### WHAT NEEDS TO BE DONE
In the text on NGL, how much in senior claims sits ahead of the common units?

### TEXT SEGMENT
* Begin *
Management vs Market Disconnect
| Dimension | Management Says | Market Prices | Disconnect |
|---|---|---|---|
| EBITDA trajectory | Raised 3x, FY27 >= $700M | ≈$640-660M at 8x | Management 6-9% ahead |
| Class D retirement | "Significant portion near future" | No adjustment | Full $52M/yr unpriced |
| Volume outlook | "Significant contracted FY2027" | 5% structural | Management 2-3x market |
| Leverage target | "Declined to low 4.0x area" | 4.5x priced | Market stale by 2 quarters |
| Distribution | "Evaluate in due course" | 0% yield | Binary, not priced |
Steelman Bear Case
The strongest argument against this thesis is not oil price or seismicity -- it is the leveraged equity trap.
NGL common units sit behind $3.8B in senior claims. At 4.5x leverage, a 15% EBITDA miss ($700M -> $595M) does not create a 15% equity drawdown. It creates a 37-55% equity drawdown because the operating shortfall flows dollar-for-dollar through fixed claims to the residual.
* End *
Records from a data collection:
* Begin *
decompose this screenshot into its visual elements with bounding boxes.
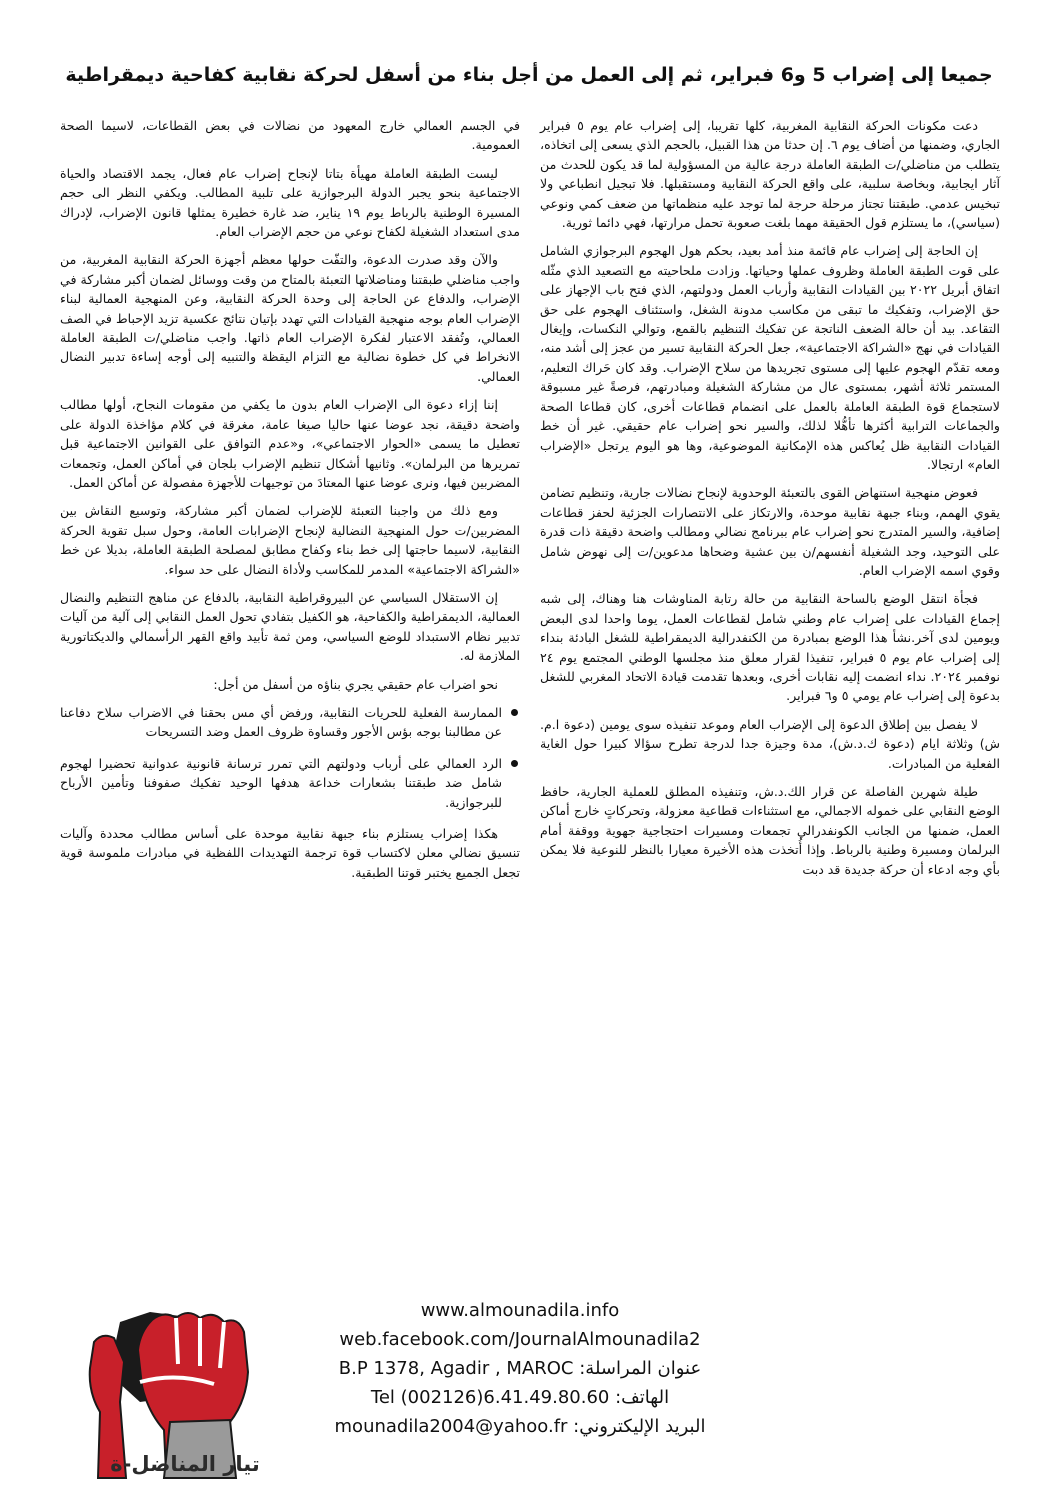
paragraph: لا يفصل بين إطلاق الدعوة إلى الإضراب العام وموعد تنفيذه سوى يومين (دعوة ا.م. ش) وثلاثة ايام (دعوة ك.د.ش)، مدة وجيزة جدا لدرجة تطرح سؤالا كبيرا حول الغاية الفعلية من المبادرات. xyxy=(540,716,1000,771)
paragraph: فجأة انتقل الوضع بالساحة النقابية من حالة رتابة المناوشات هنا وهناك، إلى شبه إجماع القيادات على إضراب عام وطني شامل لقطاعات العمل، يوما واحدا لدى البعض ويومين لدى آخر.نشأ هذا الوضع بمبادرة من الكنفدرالية الديمقراطية للشغل البادئة بنداء إلى إضراب عام يوم ٥ فبراير، تنفيذا لقرار معلق منذ مجلسها الوطني المجتمع يوم ٢٤ نوفمبر ٢٠٢٤. نداء انضمت إليه نقابات أخرى، وبعدها تقدمت قيادة الاتحاد المغربي للشغل بدعوة إلى إضراب عام يومي ٥ و٦ فبراير. xyxy=(540,591,1000,704)
paragraph: إن الاستقلال السياسي عن البيروقراطية النقابية، بالدفاع عن مناهج التنظيم والنضال العمالية، الديمقراطية والكفاحية، هو الكفيل بتفادي تحول العمل النقابي إلى آلية من آليات تدبير نظام الاستبداد للوضع السياسي، ومن ثمة تأبيد واقع القهر الرأسمالي والديكتاتورية الملازمة له. xyxy=(60,589,520,664)
contact-footer xyxy=(300,1296,740,1441)
phone-line xyxy=(300,1383,740,1412)
list-item xyxy=(60,703,520,742)
website-link[interactable]: www.almounadila.info xyxy=(420,1300,620,1321)
logo-caption: تيار المناضل-ة xyxy=(110,1452,260,1476)
document-title: جميعا إلى إضراب 5 و6 فبراير، ثم إلى العمل من أجل بناء من أسفل لحركة نقابية كفاحية ديمقراطية xyxy=(65,64,993,86)
bullet-icon xyxy=(511,709,518,716)
paragraph: دعت مكونات الحركة النقابية المغربية، كلها تقريبا، إلى إضراب عام يوم ٥ فبراير الجاري، وضمنها من أضاف يوم ٦. إن حدثا من هذا القبيل، بالحجم الذي يسعى إلى اتخاذه، يتطلب من مناضلي/ت الطبقة العاملة درجة عالية من المسؤولية لما قد يكون للحدث من آثار ايجابية، وبخاصة سلبية، على واقع الحركة النقابية ومستقبلها. فلا تبجيل انطباعي ولا تبخيس عدمي. طبقتنا تجتاز مرحلة حرجة لما توجد عليه منظماتها من ضعف كمي ونوعي (سياسي)، ما يستلزم قول الحقيقة مهما بلغت صعوبة تحمل مرارتها، فهي دائما ثورية. xyxy=(540,118,1000,231)
email-line xyxy=(300,1412,740,1441)
facebook-link[interactable]: web.facebook.com/JournalAlmounadila2 xyxy=(339,1329,701,1350)
bullet-icon xyxy=(511,760,518,767)
paragraph: والآن وقد صدرت الدعوة، والتفّت حولها معظم أجهزة الحركة النقابية المغربية، من واجب مناضلي طبقتنا ومناضلاتها التعبئة بالمتاح من وقت ووسائل لضمان أكبر مشاركة في الإضراب، والدفاع عن الحاجة إلى وحدة الحركة النقابية، وعن المنهجية العمالية لبناء الإضراب العام بوجه منهجية القيادات التي تهدد بإتيان نتائج عكسية تزيد الإحباط في الصف العمالي، وتُفقد الاعتبار لفكرة الإضراب العام ذاتها. واجب مناضلي/ت الطبقة العاملة الانخراط في كل خطوة نضالية مع التزام اليقظة والتنبيه إلى أوجه إساءة تدبير النضال العمالي. xyxy=(60,252,520,384)
demands-list xyxy=(60,703,520,812)
paragraph: ليست الطبقة العاملة مهيأة بتاتا لإنجاح إضراب عام فعال، يجمد الاقتصاد والحياة الاجتماعية بنحو يجبر الدولة البرجوازية على تلبية المطالب. ويكفي النظر الى حجم المسيرة الوطنية بالرباط يوم ١٩ يناير، ضد غارة خطيرة يمثلها قانون الإضراب، لإدراك مدى استعداد الشغيلة لكفاح نوعي من حجم الإضراب العام. xyxy=(60,165,520,240)
email-link[interactable]: mounadila2004@yahoo.fr xyxy=(334,1416,568,1437)
address-line xyxy=(300,1354,740,1383)
paragraph: طيلة شهرين الفاصلة عن قرار الك.د.ش، وتنفيذه المطلق للعملية الجارية، حافظ الوضع النقابي على خموله الاجمالي، مع استثناءات قطاعية معزولة، وتحركاتٍ خارج أماكن العمل، ضمنها من الجانب الكونفدرالي تجمعات ومسيرات احتجاجية جهوية ووقفة أمام البرلمان ومسيرة وطنية بالرباط. وإذا أُتخذت هذه الأخيرة معيارا بالنظر للنوعية فلا يمكن بأي وجه ادعاء أن حركة جديدة قد دبت xyxy=(540,784,1000,877)
paragraph: في الجسم العمالي خارج المعهود من نضالات في بعض القطاعات، لاسيما الصحة العمومية. xyxy=(60,118,520,153)
email-label: البريد الإليكتروني: xyxy=(573,1416,706,1437)
paragraph: فعوض منهجية استنهاض القوى بالتعبئة الوحدوية لإنجاح نضالات جارية، وتنظيم تضامن يقوي الهمم، وبناء جبهة نقابية موحدة، والارتكاز على الانتصارات الجزئية لحفز قطاعات إضافية، والسير المتدرج نحو إضراب عام ببرنامج نضالي ومطالب واضحة دقيقة ذات قدرة على التوحيد، وجد الشغيلة أنفسهم/ن بين عشية وضحاها مدعوين/ت إلى نهوض شامل وقوي اسمه الإضراب العام. xyxy=(540,485,1000,578)
list-item-text: الرد العمالي على أرباب ودولتهم التي تمرر ترسانة قانونية عدوانية تحضيرا لهجوم شامل ضد طبقتنا بشعارات خداعة هدفها الوحيد تفكيك صفوفنا وتأمين الأرباح للبرجوازية. xyxy=(60,755,502,810)
address-value: B.P 1378, Agadir , MAROC xyxy=(338,1358,574,1379)
phone-label: الهاتف: xyxy=(615,1387,670,1408)
left-column xyxy=(60,116,520,891)
phone-value: Tel (002126)6.41.49.80.60 xyxy=(370,1387,610,1408)
list-item xyxy=(60,754,520,812)
paragraph: إن الحاجة إلى إضراب عام قائمة منذ أمد بعيد، بحكم هول الهجوم البرجوازي الشامل على قوت الطبقة العاملة وظروف عملها وحياتها. وزادت ملحاحيته مع التصعيد الذي مثّله اتفاق أبريل ٢٠٢٢ بين القيادات النقابية وأرباب العمل ودولتهم، الذي فتح باب الإجهاز على حق الإضراب، وتفكيك ما تبقى من مكاسب مدونة الشغل، واستئناف الهجوم على حق التقاعد. بيد أن حالة الضعف الناتجة عن تفكيك التنظيم بالقمع، وتوالي النكسات، وإيغال القيادات في نهج «الشراكة الاجتماعية»، جعل الحركة النقابية تسير من عجز إلى أشد منه، ومعه تقدّم الهجوم عليها إلى مستوى تجريدها من سلاح الإضراب. وقد كان حَراك التعليم، المستمر ثلاثة أشهر، بمستوى عال من مشاركة الشغيلة ومبادرتهم، فرصةً غير مسبوقة لاستجماع قوة الطبقة العاملة بالعمل على انضمام قطاعات أخرى، كان قطاعا الصحة والجماعات الترابية أكثرها تأهُّلا لذلك، والسير نحو إضراب عام حقيقي. غير أن خط القيادات النقابية ظل يُعاكس هذه الإمكانية الموضوعية، وها هو اليوم يرتجل «الإضراب العام» ارتجالا. xyxy=(540,243,1000,472)
list-item-text: الممارسة الفعلية للحريات النقابية، ورفض أي مس بحقنا في الاضراب سلاح دفاعنا عن مطالبنا بوجه بؤس الأجور وقساوة ظروف العمل وضد التسريحات xyxy=(60,704,502,740)
right-column xyxy=(540,116,1000,888)
paragraph: ومع ذلك من واجبنا التعبئة للإضراب لضمان أكبر مشاركة، وتوسيع النقاش بين المضربين/ت حول المنهجية النضالية لإنجاح الإضرابات العامة، وحول سبل تقوية الحركة النقابية، لاسيما حاجتها إلى خط بناء وكفاح مطابق لمصلحة الطبقة العاملة، بديلا عن خط «الشراكة الاجتماعية» المدمر للمكاسب ولأداة النضال على حد سواء. xyxy=(60,503,520,577)
address-label: عنوان المراسلة: xyxy=(579,1358,702,1379)
bullet-intro: نحو اضراب عام حقيقي يجري بناؤه من أسفل من أجل: xyxy=(213,676,498,692)
closing-paragraph: هكذا إضراب يستلزم بناء جبهة نقابية موحدة على أساس مطالب محددة وآليات تنسيق نضالي معلن لاكتساب قوة ترجمة التهديدات اللفظية في مبادرات ملموسة قوية تجعل الجميع يختبر قوتنا الطبقية. xyxy=(60,826,520,880)
paragraph: إننا إزاء دعوة الى الإضراب العام بدون ما يكفي من مقومات النجاح، أولها مطالب واضحة دقيقة، نجد عوضا عنها حاليا صيغا عامة، مغرقة في كلام مؤاخذة الدولة على تعطيل ما يسمى «الحوار الاجتماعي»، و«عدم التوافق على القوانين الاجتماعية قبل تمريرها من البرلمان». وثانيها أشكال تنظيم الإضراب بلجان في أماكن العمل، وتجمعات المضربين فيها، ونرى عوضا عنها المعتادَ من توجيهات للأجهزة مفصولة عن أماكن العمل. xyxy=(60,397,520,490)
* End *
### ANSWER TO THIS EXERCISE
$3.8B